** BEGIN DATA EXTRACT **

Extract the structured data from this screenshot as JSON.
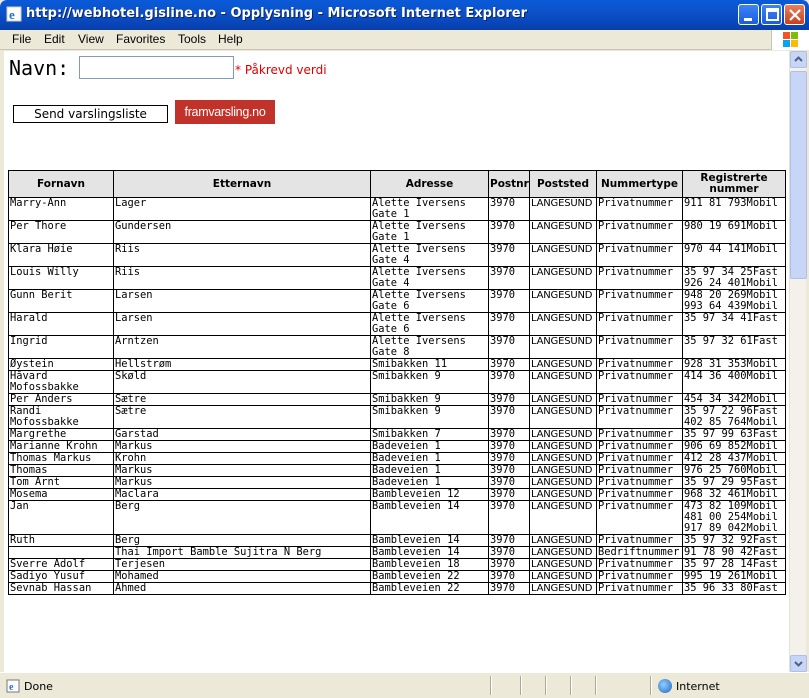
{
  "window": {
    "title": "http://webhotel.gisline.no - Opplysning - Microsoft Internet Explorer",
    "icon": "ie-icon"
  },
  "menu": [
    "File",
    "Edit",
    "View",
    "Favorites",
    "Tools",
    "Help"
  ],
  "form": {
    "name_label": "Navn:",
    "name_value": "",
    "required_text": "* Påkrevd verdi",
    "send_button": "Send varslingsliste",
    "logo_text": "framvarsling.no"
  },
  "table": {
    "headers": [
      "Fornavn",
      "Etternavn",
      "Adresse",
      "Postnr",
      "Poststed",
      "Nummertype",
      "Registrerte nummer"
    ],
    "rows": [
      [
        "Marry-Ann",
        "Lager",
        "Alette Iversens Gate 1",
        "3970",
        "LANGESUND",
        "Privatnummer",
        "911 81 793Mobil"
      ],
      [
        "Per Thore",
        "Gundersen",
        "Alette Iversens Gate 1",
        "3970",
        "LANGESUND",
        "Privatnummer",
        "980 19 691Mobil"
      ],
      [
        "Klara Høie",
        "Riis",
        "Alette Iversens Gate 4",
        "3970",
        "LANGESUND",
        "Privatnummer",
        "970 44 141Mobil"
      ],
      [
        "Louis Willy",
        "Riis",
        "Alette Iversens Gate 4",
        "3970",
        "LANGESUND",
        "Privatnummer",
        "35 97 34 25Fast\n926 24 401Mobil"
      ],
      [
        "Gunn Berit",
        "Larsen",
        "Alette Iversens Gate 6",
        "3970",
        "LANGESUND",
        "Privatnummer",
        "948 20 269Mobil\n993 64 439Mobil"
      ],
      [
        "Harald",
        "Larsen",
        "Alette Iversens Gate 6",
        "3970",
        "LANGESUND",
        "Privatnummer",
        "35 97 34 41Fast"
      ],
      [
        "Ingrid",
        "Arntzen",
        "Alette Iversens Gate 8",
        "3970",
        "LANGESUND",
        "Privatnummer",
        "35 97 32 61Fast"
      ],
      [
        "Øystein",
        "Hellstrøm",
        "Smibakken 11",
        "3970",
        "LANGESUND",
        "Privatnummer",
        "928 31 353Mobil"
      ],
      [
        "Håvard Mofossbakke",
        "Skøld",
        "Smibakken 9",
        "3970",
        "LANGESUND",
        "Privatnummer",
        "414 36 400Mobil"
      ],
      [
        "Per Anders",
        "Sætre",
        "Smibakken 9",
        "3970",
        "LANGESUND",
        "Privatnummer",
        "454 34 342Mobil"
      ],
      [
        "Randi Mofossbakke",
        "Sætre",
        "Smibakken 9",
        "3970",
        "LANGESUND",
        "Privatnummer",
        "35 97 22 96Fast\n402 85 764Mobil"
      ],
      [
        "Margrethe",
        "Garstad",
        "Smibakken 7",
        "3970",
        "LANGESUND",
        "Privatnummer",
        "35 97 99 63Fast"
      ],
      [
        "Marianne Krohn",
        "Markus",
        "Badeveien 1",
        "3970",
        "LANGESUND",
        "Privatnummer",
        "906 69 852Mobil"
      ],
      [
        "Thomas Markus",
        "Krohn",
        "Badeveien 1",
        "3970",
        "LANGESUND",
        "Privatnummer",
        "412 28 437Mobil"
      ],
      [
        "Thomas",
        "Markus",
        "Badeveien 1",
        "3970",
        "LANGESUND",
        "Privatnummer",
        "976 25 760Mobil"
      ],
      [
        "Tom Arnt",
        "Markus",
        "Badeveien 1",
        "3970",
        "LANGESUND",
        "Privatnummer",
        "35 97 29 95Fast"
      ],
      [
        "Mosema",
        "Maclara",
        "Bambleveien 12",
        "3970",
        "LANGESUND",
        "Privatnummer",
        "968 32 461Mobil"
      ],
      [
        "Jan",
        "Berg",
        "Bambleveien 14",
        "3970",
        "LANGESUND",
        "Privatnummer",
        "473 82 109Mobil\n481 00 254Mobil\n917 89 042Mobil"
      ],
      [
        "Ruth",
        "Berg",
        "Bambleveien 14",
        "3970",
        "LANGESUND",
        "Privatnummer",
        "35 97 32 92Fast"
      ],
      [
        "",
        "Thai Import Bamble Sujitra N Berg",
        "Bambleveien 14",
        "3970",
        "LANGESUND",
        "Bedriftnummer",
        "91 78 90 42Fast"
      ],
      [
        "Sverre Adolf",
        "Terjesen",
        "Bambleveien 18",
        "3970",
        "LANGESUND",
        "Privatnummer",
        "35 97 28 14Fast"
      ],
      [
        "Sadiyo Yusuf",
        "Mohamed",
        "Bambleveien 22",
        "3970",
        "LANGESUND",
        "Privatnummer",
        "995 19 261Mobil"
      ],
      [
        "Sevnab Hassan",
        "Ahmed",
        "Bambleveien 22",
        "3970",
        "LANGESUND",
        "Privatnummer",
        "35 96 33 80Fast"
      ]
    ]
  },
  "status": {
    "text": "Done",
    "zone": "Internet"
  }
}
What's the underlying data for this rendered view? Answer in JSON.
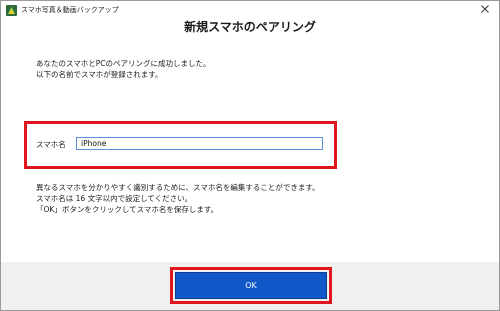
{
  "window": {
    "app_title": "スマホ写真＆動画バックアップ",
    "close_glyph": "✕"
  },
  "dialog": {
    "title": "新規スマホのペアリング",
    "intro_lines": [
      "あなたのスマホとPCのペアリングに成功しました。",
      "以下の名前でスマホが登録されます。"
    ],
    "phone_name": {
      "label": "スマホ名",
      "value": "iPhone"
    },
    "help_lines": [
      "異なるスマホを分かりやすく識別するために、スマホ名を編集することができます。",
      "スマホ名は 16 文字以内で設定してください。",
      "「OK」ボタンをクリックしてスマホ名を保存します。"
    ],
    "ok_label": "OK"
  },
  "colors": {
    "highlight": "#e0161e",
    "ok_button": "#1057c8",
    "footer": "#f0f0f0",
    "input_border": "#5b8fd8"
  },
  "icons": {
    "app": "app-logo-icon",
    "close": "close-icon"
  }
}
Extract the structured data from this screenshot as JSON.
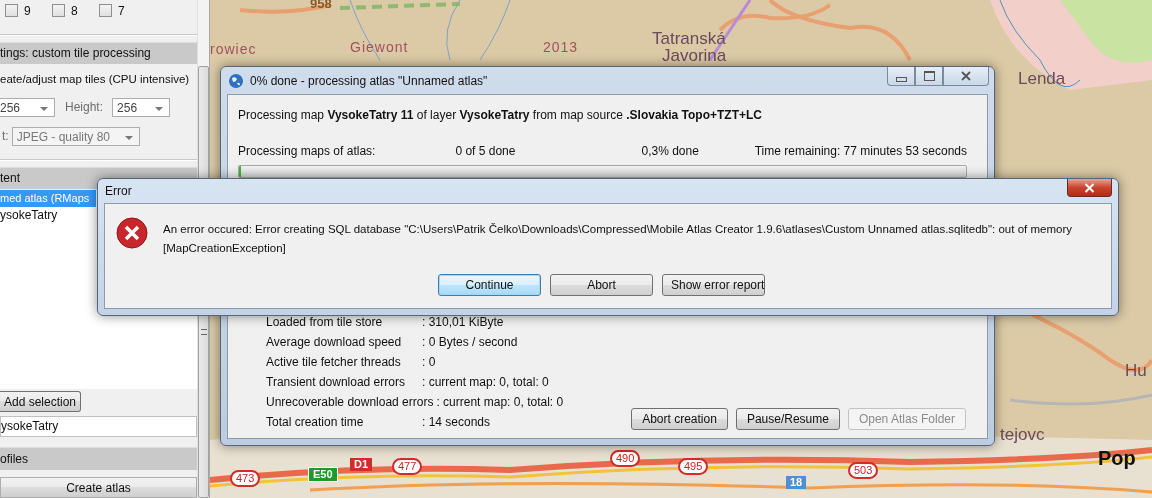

** END DATA EXTRACT **

• EXERCISE REQUIREMENTS
Omit any images, then output the listing exactly.

• TASK RESPONSE
Extract the structured data from this screenshot as JSON.
{
  "window": {
    "title": "http://webhotel.gisline.no - Opplysning - Microsoft Internet Explorer",
    "icon": "ie-icon"
  },
  "menu": [
    "File",
    "Edit",
    "View",
    "Favorites",
    "Tools",
    "Help"
  ],
  "form": {
    "name_label": "Navn:",
    "name_value": "",
    "required_text": "* Påkrevd verdi",
    "send_button": "Send varslingsliste",
    "logo_text": "framvarsling.no"
  },
  "table": {
    "headers": [
      "Fornavn",
      "Etternavn",
      "Adresse",
      "Postnr",
      "Poststed",
      "Nummertype",
      "Registrerte nummer"
    ],
    "rows": [
      [
        "Marry-Ann",
        "Lager",
        "Alette Iversens Gate 1",
        "3970",
        "LANGESUND",
        "Privatnummer",
        "911 81 793Mobil"
      ],
      [
        "Per Thore",
        "Gundersen",
        "Alette Iversens Gate 1",
        "3970",
        "LANGESUND",
        "Privatnummer",
        "980 19 691Mobil"
      ],
      [
        "Klara Høie",
        "Riis",
        "Alette Iversens Gate 4",
        "3970",
        "LANGESUND",
        "Privatnummer",
        "970 44 141Mobil"
      ],
      [
        "Louis Willy",
        "Riis",
        "Alette Iversens Gate 4",
        "3970",
        "LANGESUND",
        "Privatnummer",
        "35 97 34 25Fast\n926 24 401Mobil"
      ],
      [
        "Gunn Berit",
        "Larsen",
        "Alette Iversens Gate 6",
        "3970",
        "LANGESUND",
        "Privatnummer",
        "948 20 269Mobil\n993 64 439Mobil"
      ],
      [
        "Harald",
        "Larsen",
        "Alette Iversens Gate 6",
        "3970",
        "LANGESUND",
        "Privatnummer",
        "35 97 34 41Fast"
      ],
      [
        "Ingrid",
        "Arntzen",
        "Alette Iversens Gate 8",
        "3970",
        "LANGESUND",
        "Privatnummer",
        "35 97 32 61Fast"
      ],
      [
        "Øystein",
        "Hellstrøm",
        "Smibakken 11",
        "3970",
        "LANGESUND",
        "Privatnummer",
        "928 31 353Mobil"
      ],
      [
        "Håvard Mofossbakke",
        "Skøld",
        "Smibakken 9",
        "3970",
        "LANGESUND",
        "Privatnummer",
        "414 36 400Mobil"
      ],
      [
        "Per Anders",
        "Sætre",
        "Smibakken 9",
        "3970",
        "LANGESUND",
        "Privatnummer",
        "454 34 342Mobil"
      ],
      [
        "Randi Mofossbakke",
        "Sætre",
        "Smibakken 9",
        "3970",
        "LANGESUND",
        "Privatnummer",
        "35 97 22 96Fast\n402 85 764Mobil"
      ],
      [
        "Margrethe",
        "Garstad",
        "Smibakken 7",
        "3970",
        "LANGESUND",
        "Privatnummer",
        "35 97 99 63Fast"
      ],
      [
        "Marianne Krohn",
        "Markus",
        "Badeveien 1",
        "3970",
        "LANGESUND",
        "Privatnummer",
        "906 69 852Mobil"
      ],
      [
        "Thomas Markus",
        "Krohn",
        "Badeveien 1",
        "3970",
        "LANGESUND",
        "Privatnummer",
        "412 28 437Mobil"
      ],
      [
        "Thomas",
        "Markus",
        "Badeveien 1",
        "3970",
        "LANGESUND",
        "Privatnummer",
        "976 25 760Mobil"
      ],
      [
        "Tom Arnt",
        "Markus",
        "Badeveien 1",
        "3970",
        "LANGESUND",
        "Privatnummer",
        "35 97 29 95Fast"
      ],
      [
        "Mosema",
        "Maclara",
        "Bambleveien 12",
        "3970",
        "LANGESUND",
        "Privatnummer",
        "968 32 461Mobil"
      ],
      [
        "Jan",
        "Berg",
        "Bambleveien 14",
        "3970",
        "LANGESUND",
        "Privatnummer",
        "473 82 109Mobil\n481 00 254Mobil\n917 89 042Mobil"
      ],
      [
        "Ruth",
        "Berg",
        "Bambleveien 14",
        "3970",
        "LANGESUND",
        "Privatnummer",
        "35 97 32 92Fast"
      ],
      [
        "",
        "Thai Import Bamble Sujitra N Berg",
        "Bambleveien 14",
        "3970",
        "LANGESUND",
        "Bedriftnummer",
        "91 78 90 42Fast"
      ],
      [
        "Sverre Adolf",
        "Terjesen",
        "Bambleveien 18",
        "3970",
        "LANGESUND",
        "Privatnummer",
        "35 97 28 14Fast"
      ],
      [
        "Sadiyo Yusuf",
        "Mohamed",
        "Bambleveien 22",
        "3970",
        "LANGESUND",
        "Privatnummer",
        "995 19 261Mobil"
      ],
      [
        "Sevnab Hassan",
        "Ahmed",
        "Bambleveien 22",
        "3970",
        "LANGESUND",
        "Privatnummer",
        "35 96 33 80Fast"
      ]
    ]
  },
  "status": {
    "text": "Done",
    "zone": "Internet"
  }
}
What's the underlying data for this rendered view? Answer in JSON.
{
  "window": {
    "app_title": "スマホ写真＆動画バックアップ",
    "close_glyph": "✕"
  },
  "dialog": {
    "title": "新規スマホのペアリング",
    "intro_lines": [
      "あなたのスマホとPCのペアリングに成功しました。",
      "以下の名前でスマホが登録されます。"
    ],
    "phone_name": {
      "label": "スマホ名",
      "value": "iPhone"
    },
    "help_lines": [
      "異なるスマホを分かりやすく識別するために、スマホ名を編集することができます。",
      "スマホ名は 16 文字以内で設定してください。",
      "「OK」ボタンをクリックしてスマホ名を保存します。"
    ],
    "ok_label": "OK"
  },
  "colors": {
    "highlight": "#e0161e",
    "ok_button": "#1057c8",
    "footer": "#f0f0f0",
    "input_border": "#5b8fd8"
  },
  "icons": {
    "app": "app-logo-icon",
    "close": "close-icon"
  }
}
Extract the structured data from this screenshot as JSON.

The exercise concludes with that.